_EXERCISE OBJECTIVE_
Please print all of the material below, word for word.

** begin **

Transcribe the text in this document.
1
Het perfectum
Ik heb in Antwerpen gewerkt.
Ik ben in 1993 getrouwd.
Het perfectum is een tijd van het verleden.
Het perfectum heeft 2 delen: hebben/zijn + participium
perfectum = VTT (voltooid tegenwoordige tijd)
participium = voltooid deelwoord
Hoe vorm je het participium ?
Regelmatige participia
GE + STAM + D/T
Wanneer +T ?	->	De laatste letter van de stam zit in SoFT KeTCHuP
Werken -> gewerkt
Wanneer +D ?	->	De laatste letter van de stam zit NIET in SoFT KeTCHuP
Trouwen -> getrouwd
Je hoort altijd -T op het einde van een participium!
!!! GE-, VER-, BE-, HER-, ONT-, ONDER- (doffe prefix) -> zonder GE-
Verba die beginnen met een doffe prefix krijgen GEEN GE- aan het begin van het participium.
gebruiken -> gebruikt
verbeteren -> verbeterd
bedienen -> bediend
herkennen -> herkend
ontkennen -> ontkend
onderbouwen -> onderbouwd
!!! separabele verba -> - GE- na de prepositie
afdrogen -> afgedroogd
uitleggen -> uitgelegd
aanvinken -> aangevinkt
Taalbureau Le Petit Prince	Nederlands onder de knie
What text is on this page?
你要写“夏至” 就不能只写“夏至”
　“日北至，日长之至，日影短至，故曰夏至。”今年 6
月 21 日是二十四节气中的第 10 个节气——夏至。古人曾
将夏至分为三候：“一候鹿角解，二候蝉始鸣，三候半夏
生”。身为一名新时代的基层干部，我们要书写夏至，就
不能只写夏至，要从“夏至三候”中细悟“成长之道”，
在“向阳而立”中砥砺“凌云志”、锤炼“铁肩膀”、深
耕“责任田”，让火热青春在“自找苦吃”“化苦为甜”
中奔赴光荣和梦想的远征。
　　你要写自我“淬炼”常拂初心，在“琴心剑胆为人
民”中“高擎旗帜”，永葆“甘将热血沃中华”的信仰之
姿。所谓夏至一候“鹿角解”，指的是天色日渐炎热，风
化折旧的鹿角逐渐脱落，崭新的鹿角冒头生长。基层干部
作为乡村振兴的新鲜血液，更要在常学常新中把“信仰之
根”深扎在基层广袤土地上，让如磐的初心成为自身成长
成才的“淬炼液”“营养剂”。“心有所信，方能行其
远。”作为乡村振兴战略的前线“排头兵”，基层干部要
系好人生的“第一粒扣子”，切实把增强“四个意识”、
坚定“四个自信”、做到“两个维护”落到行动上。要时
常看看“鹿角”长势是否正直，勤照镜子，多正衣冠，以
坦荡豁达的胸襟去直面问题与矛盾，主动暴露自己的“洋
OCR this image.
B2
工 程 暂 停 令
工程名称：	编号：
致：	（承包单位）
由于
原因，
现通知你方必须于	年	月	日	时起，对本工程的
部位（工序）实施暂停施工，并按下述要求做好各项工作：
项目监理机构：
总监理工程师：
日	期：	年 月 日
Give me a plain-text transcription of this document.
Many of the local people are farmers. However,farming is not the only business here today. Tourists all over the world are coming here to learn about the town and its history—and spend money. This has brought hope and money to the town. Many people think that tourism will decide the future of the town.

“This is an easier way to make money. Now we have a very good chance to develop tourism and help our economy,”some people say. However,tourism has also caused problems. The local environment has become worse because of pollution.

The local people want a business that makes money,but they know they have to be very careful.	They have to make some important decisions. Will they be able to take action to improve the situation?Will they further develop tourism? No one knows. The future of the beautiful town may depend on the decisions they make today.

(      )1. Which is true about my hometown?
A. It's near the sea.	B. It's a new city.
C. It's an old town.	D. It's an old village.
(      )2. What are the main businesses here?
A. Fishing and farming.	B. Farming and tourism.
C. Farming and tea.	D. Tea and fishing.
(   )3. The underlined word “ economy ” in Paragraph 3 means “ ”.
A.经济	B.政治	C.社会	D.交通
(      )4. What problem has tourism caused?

** end **

_RESPONSE TO THE TASK_
Transcribe the text in this document.
1
Het perfectum
Ik heb in Antwerpen gewerkt.
Ik ben in 1993 getrouwd.
Het perfectum is een tijd van het verleden.
Het perfectum heeft 2 delen: hebben/zijn + participium
perfectum = VTT (voltooid tegenwoordige tijd)
participium = voltooid deelwoord
Hoe vorm je het participium ?
Regelmatige participia
GE + STAM + D/T
Wanneer +T ?	->	De laatste letter van de stam zit in SoFT KeTCHuP
Werken -> gewerkt
Wanneer +D ?	->	De laatste letter van de stam zit NIET in SoFT KeTCHuP
Trouwen -> getrouwd
Je hoort altijd -T op het einde van een participium!
!!! GE-, VER-, BE-, HER-, ONT-, ONDER- (doffe prefix) -> zonder GE-
Verba die beginnen met een doffe prefix krijgen GEEN GE- aan het begin van het participium.
gebruiken -> gebruikt
verbeteren -> verbeterd
bedienen -> bediend
herkennen -> herkend
ontkennen -> ontkend
onderbouwen -> onderbouwd
!!! separabele verba -> - GE- na de prepositie
afdrogen -> afgedroogd
uitleggen -> uitgelegd
aanvinken -> aangevinkt
Taalbureau Le Petit Prince	Nederlands onder de knie
What text is on this page?
你要写“夏至” 就不能只写“夏至”
　“日北至，日长之至，日影短至，故曰夏至。”今年 6
月 21 日是二十四节气中的第 10 个节气——夏至。古人曾
将夏至分为三候：“一候鹿角解，二候蝉始鸣，三候半夏
生”。身为一名新时代的基层干部，我们要书写夏至，就
不能只写夏至，要从“夏至三候”中细悟“成长之道”，
在“向阳而立”中砥砺“凌云志”、锤炼“铁肩膀”、深
耕“责任田”，让火热青春在“自找苦吃”“化苦为甜”
中奔赴光荣和梦想的远征。
　　你要写自我“淬炼”常拂初心，在“琴心剑胆为人
民”中“高擎旗帜”，永葆“甘将热血沃中华”的信仰之
姿。所谓夏至一候“鹿角解”，指的是天色日渐炎热，风
化折旧的鹿角逐渐脱落，崭新的鹿角冒头生长。基层干部
作为乡村振兴的新鲜血液，更要在常学常新中把“信仰之
根”深扎在基层广袤土地上，让如磐的初心成为自身成长
成才的“淬炼液”“营养剂”。“心有所信，方能行其
远。”作为乡村振兴战略的前线“排头兵”，基层干部要
系好人生的“第一粒扣子”，切实把增强“四个意识”、
坚定“四个自信”、做到“两个维护”落到行动上。要时
常看看“鹿角”长势是否正直，勤照镜子，多正衣冠，以
坦荡豁达的胸襟去直面问题与矛盾，主动暴露自己的“洋
OCR this image.
B2
工 程 暂 停 令
工程名称：	编号：
致：	（承包单位）
由于
原因，
现通知你方必须于	年	月	日	时起，对本工程的
部位（工序）实施暂停施工，并按下述要求做好各项工作：
项目监理机构：
总监理工程师：
日	期：	年 月 日
Give me a plain-text transcription of this document.
Many of the local people are farmers. However,farming is not the only business here today. Tourists all over the world are coming here to learn about the town and its history—and spend money. This has brought hope and money to the town. Many people think that tourism will decide the future of the town.

“This is an easier way to make money. Now we have a very good chance to develop tourism and help our economy,”some people say. However,tourism has also caused problems. The local environment has become worse because of pollution.

The local people want a business that makes money,but they know they have to be very careful.	They have to make some important decisions. Will they be able to take action to improve the situation?Will they further develop tourism? No one knows. The future of the beautiful town may depend on the decisions they make today.

(      )1. Which is true about my hometown?
A. It's near the sea.	B. It's a new city.
C. It's an old town.	D. It's an old village.
(      )2. What are the main businesses here?
A. Fishing and farming.	B. Farming and tourism.
C. Farming and tea.	D. Tea and fishing.
(   )3. The underlined word “ economy ” in Paragraph 3 means “ ”.
A.经济	B.政治	C.社会	D.交通
(      )4. What problem has tourism caused?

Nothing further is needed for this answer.